DIRECTIONS:
Reproduce every entry exactly.

-- Start of PROVIDED INFORMATION --

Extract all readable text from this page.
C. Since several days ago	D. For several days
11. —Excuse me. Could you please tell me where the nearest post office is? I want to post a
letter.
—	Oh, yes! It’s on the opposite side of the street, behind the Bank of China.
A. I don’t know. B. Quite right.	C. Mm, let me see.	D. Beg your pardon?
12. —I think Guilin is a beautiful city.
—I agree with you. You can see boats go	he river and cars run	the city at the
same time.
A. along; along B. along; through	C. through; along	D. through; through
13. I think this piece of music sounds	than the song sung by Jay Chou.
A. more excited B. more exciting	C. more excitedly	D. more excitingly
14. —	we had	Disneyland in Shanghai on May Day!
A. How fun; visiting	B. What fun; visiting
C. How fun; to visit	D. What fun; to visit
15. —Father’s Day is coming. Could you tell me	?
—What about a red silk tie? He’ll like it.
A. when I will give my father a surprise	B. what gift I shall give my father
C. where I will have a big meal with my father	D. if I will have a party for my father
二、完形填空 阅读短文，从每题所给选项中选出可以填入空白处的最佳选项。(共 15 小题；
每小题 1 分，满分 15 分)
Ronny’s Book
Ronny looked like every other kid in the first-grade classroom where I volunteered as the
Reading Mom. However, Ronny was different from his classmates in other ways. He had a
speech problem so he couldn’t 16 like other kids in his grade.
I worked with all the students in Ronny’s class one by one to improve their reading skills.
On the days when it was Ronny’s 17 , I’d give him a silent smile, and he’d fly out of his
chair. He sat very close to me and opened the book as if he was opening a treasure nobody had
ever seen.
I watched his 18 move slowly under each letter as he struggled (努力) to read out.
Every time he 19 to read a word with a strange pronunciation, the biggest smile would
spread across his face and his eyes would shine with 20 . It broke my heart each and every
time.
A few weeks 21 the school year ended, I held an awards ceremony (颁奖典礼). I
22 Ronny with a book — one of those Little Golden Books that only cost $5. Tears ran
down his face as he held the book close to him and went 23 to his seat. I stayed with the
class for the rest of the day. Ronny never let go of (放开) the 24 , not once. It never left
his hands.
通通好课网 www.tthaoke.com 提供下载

-- End of PROVIDED INFORMATION --

RESULT:
Extract all readable text from this page.
C. Since several days ago	D. For several days
11. —Excuse me. Could you please tell me where the nearest post office is? I want to post a
letter.
—	Oh, yes! It’s on the opposite side of the street, behind the Bank of China.
A. I don’t know. B. Quite right.	C. Mm, let me see.	D. Beg your pardon?
12. —I think Guilin is a beautiful city.
—I agree with you. You can see boats go	he river and cars run	the city at the
same time.
A. along; along B. along; through	C. through; along	D. through; through
13. I think this piece of music sounds	than the song sung by Jay Chou.
A. more excited B. more exciting	C. more excitedly	D. more excitingly
14. —	we had	Disneyland in Shanghai on May Day!
A. How fun; visiting	B. What fun; visiting
C. How fun; to visit	D. What fun; to visit
15. —Father’s Day is coming. Could you tell me	?
—What about a red silk tie? He’ll like it.
A. when I will give my father a surprise	B. what gift I shall give my father
C. where I will have a big meal with my father	D. if I will have a party for my father
二、完形填空 阅读短文，从每题所给选项中选出可以填入空白处的最佳选项。(共 15 小题；
每小题 1 分，满分 15 分)
Ronny’s Book
Ronny looked like every other kid in the first-grade classroom where I volunteered as the
Reading Mom. However, Ronny was different from his classmates in other ways. He had a
speech problem so he couldn’t 16 like other kids in his grade.
I worked with all the students in Ronny’s class one by one to improve their reading skills.
On the days when it was Ronny’s 17 , I’d give him a silent smile, and he’d fly out of his
chair. He sat very close to me and opened the book as if he was opening a treasure nobody had
ever seen.
I watched his 18 move slowly under each letter as he struggled (努力) to read out.
Every time he 19 to read a word with a strange pronunciation, the biggest smile would
spread across his face and his eyes would shine with 20 . It broke my heart each and every
time.
A few weeks 21 the school year ended, I held an awards ceremony (颁奖典礼). I
22 Ronny with a book — one of those Little Golden Books that only cost $5. Tears ran
down his face as he held the book close to him and went 23 to his seat. I stayed with the
class for the rest of the day. Ronny never let go of (放开) the 24 , not once. It never left
his hands.
通通好课网 www.tthaoke.com 提供下载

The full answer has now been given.